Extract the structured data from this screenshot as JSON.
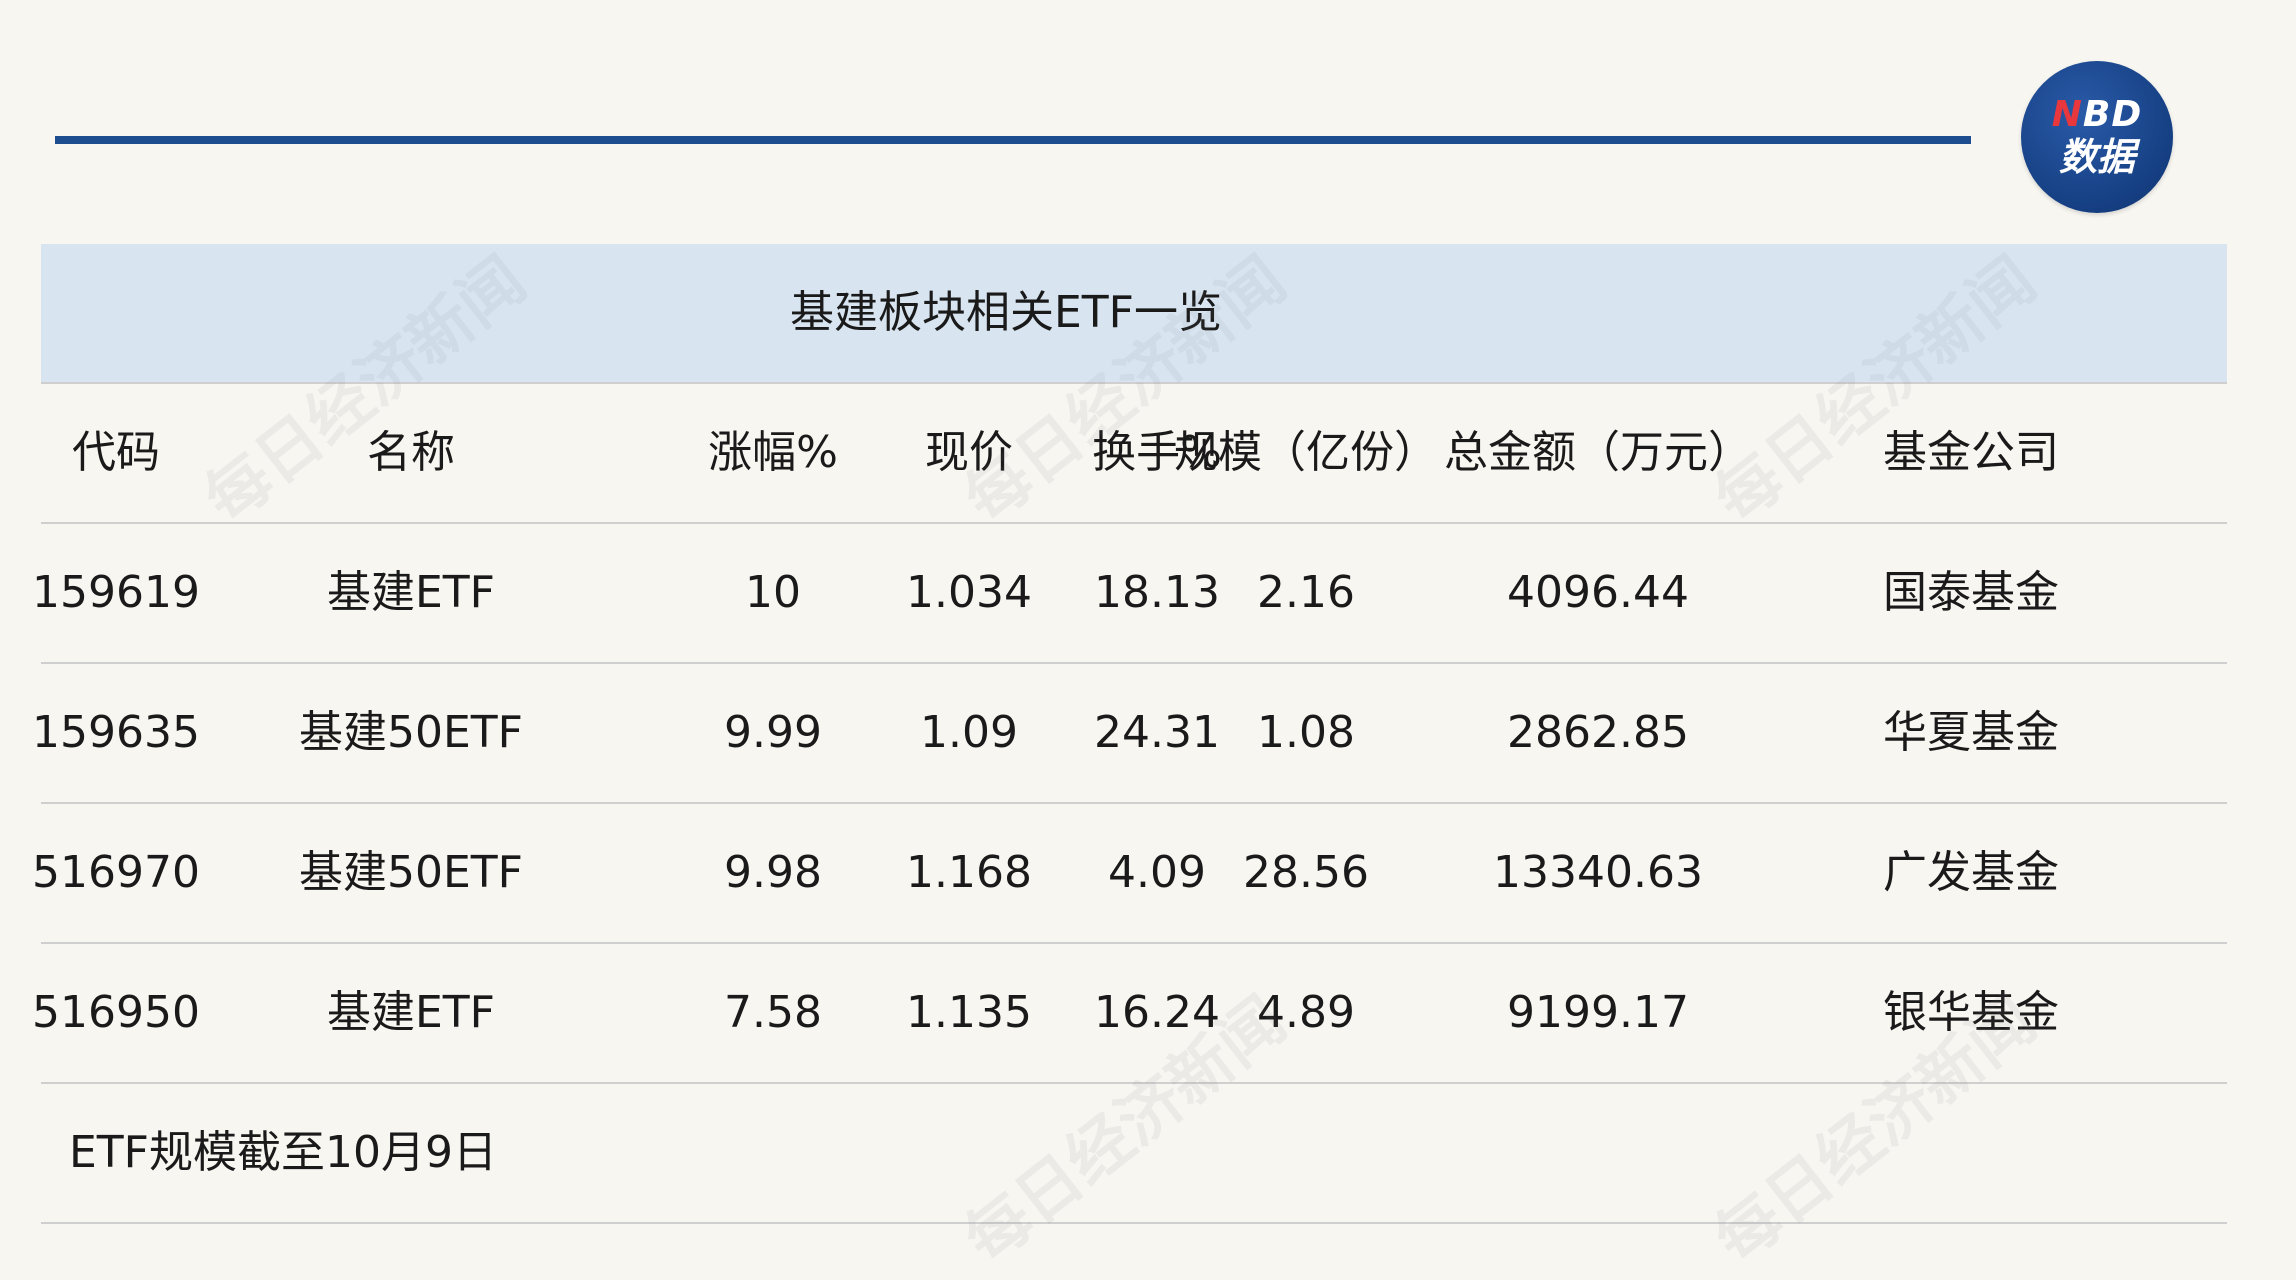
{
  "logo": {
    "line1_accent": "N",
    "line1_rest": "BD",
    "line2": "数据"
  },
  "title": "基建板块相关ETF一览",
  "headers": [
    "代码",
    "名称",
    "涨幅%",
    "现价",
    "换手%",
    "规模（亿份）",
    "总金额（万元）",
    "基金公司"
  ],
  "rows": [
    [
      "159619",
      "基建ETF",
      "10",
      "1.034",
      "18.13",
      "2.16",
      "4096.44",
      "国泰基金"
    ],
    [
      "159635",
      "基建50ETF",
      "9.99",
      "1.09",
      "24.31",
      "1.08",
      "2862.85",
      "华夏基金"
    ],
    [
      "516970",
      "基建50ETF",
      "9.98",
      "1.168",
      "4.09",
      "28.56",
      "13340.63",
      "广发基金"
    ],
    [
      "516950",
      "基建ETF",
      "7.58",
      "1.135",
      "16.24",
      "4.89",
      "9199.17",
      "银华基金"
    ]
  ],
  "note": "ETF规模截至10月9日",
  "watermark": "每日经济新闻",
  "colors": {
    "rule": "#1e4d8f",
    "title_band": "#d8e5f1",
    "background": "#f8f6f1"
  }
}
■ ■ ■ ■ ■ ■ ■
Work to complete » Leave out every picture and copy the rest of the records exactly.

Finished exercise »
Extract the structured data from this screenshot as JSON.
{
  "logo": {
    "line1_accent": "N",
    "line1_rest": "BD",
    "line2": "数据"
  },
  "title": "基建板块相关ETF一览",
  "headers": [
    "代码",
    "名称",
    "涨幅%",
    "现价",
    "换手%",
    "规模（亿份）",
    "总金额（万元）",
    "基金公司"
  ],
  "rows": [
    [
      "159619",
      "基建ETF",
      "10",
      "1.034",
      "18.13",
      "2.16",
      "4096.44",
      "国泰基金"
    ],
    [
      "159635",
      "基建50ETF",
      "9.99",
      "1.09",
      "24.31",
      "1.08",
      "2862.85",
      "华夏基金"
    ],
    [
      "516970",
      "基建50ETF",
      "9.98",
      "1.168",
      "4.09",
      "28.56",
      "13340.63",
      "广发基金"
    ],
    [
      "516950",
      "基建ETF",
      "7.58",
      "1.135",
      "16.24",
      "4.89",
      "9199.17",
      "银华基金"
    ]
  ],
  "note": "ETF规模截至10月9日",
  "watermark": "每日经济新闻",
  "colors": {
    "rule": "#1e4d8f",
    "title_band": "#d8e5f1",
    "background": "#f8f6f1"
  }
}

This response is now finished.